CHALLENGE: Locate the string "color" throughout the material and copy every line in which it occurs.
:::
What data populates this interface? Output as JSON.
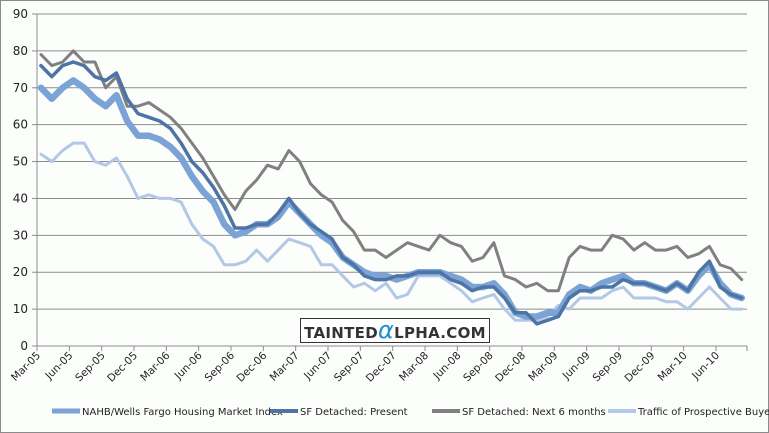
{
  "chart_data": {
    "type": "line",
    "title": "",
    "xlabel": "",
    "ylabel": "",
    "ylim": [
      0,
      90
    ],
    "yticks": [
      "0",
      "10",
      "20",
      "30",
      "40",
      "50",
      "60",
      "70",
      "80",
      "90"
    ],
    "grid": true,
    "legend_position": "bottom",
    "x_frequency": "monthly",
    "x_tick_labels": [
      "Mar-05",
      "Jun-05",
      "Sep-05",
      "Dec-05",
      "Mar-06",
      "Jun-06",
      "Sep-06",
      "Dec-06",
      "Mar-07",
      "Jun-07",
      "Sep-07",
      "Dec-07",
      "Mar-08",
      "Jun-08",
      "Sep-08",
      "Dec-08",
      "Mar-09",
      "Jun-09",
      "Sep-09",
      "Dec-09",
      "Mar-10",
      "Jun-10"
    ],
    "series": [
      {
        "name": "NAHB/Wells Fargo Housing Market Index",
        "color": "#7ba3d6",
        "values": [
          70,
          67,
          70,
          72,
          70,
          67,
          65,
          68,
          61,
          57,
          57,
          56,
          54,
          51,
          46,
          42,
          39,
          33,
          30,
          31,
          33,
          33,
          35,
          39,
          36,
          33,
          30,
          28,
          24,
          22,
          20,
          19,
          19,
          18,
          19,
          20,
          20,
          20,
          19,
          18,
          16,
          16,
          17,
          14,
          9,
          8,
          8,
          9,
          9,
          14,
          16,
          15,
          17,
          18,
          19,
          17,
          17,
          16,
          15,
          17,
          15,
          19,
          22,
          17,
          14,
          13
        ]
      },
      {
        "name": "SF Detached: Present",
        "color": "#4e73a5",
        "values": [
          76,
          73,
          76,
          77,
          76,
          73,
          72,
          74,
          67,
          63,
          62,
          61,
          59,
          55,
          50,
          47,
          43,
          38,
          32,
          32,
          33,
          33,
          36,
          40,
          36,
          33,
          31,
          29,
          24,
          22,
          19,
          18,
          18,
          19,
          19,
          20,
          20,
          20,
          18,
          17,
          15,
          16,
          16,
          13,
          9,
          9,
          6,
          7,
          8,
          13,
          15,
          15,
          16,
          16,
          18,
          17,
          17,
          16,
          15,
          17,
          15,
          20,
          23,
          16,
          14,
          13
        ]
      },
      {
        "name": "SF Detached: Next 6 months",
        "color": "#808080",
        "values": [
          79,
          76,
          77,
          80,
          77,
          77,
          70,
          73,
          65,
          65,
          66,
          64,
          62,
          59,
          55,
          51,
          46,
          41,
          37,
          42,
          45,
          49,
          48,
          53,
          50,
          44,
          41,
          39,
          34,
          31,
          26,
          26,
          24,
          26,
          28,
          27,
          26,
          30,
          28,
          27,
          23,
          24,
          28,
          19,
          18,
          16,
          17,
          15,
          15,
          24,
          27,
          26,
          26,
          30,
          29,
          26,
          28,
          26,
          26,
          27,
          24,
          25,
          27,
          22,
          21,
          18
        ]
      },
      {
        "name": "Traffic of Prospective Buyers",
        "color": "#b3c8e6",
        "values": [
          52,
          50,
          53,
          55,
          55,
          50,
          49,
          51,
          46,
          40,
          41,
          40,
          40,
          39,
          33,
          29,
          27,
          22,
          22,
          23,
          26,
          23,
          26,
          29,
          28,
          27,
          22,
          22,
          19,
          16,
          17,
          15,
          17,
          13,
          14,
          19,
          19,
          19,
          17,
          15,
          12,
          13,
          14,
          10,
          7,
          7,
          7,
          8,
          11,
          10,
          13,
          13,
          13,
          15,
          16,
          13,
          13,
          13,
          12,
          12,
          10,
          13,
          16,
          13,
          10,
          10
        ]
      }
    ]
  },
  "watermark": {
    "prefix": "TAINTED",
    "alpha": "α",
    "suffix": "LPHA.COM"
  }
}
:::
REPLY TO THE TASK:
        "color": "#7ba3d6",
        "color": "#4e73a5",
        "color": "#808080",
        "color": "#b3c8e6",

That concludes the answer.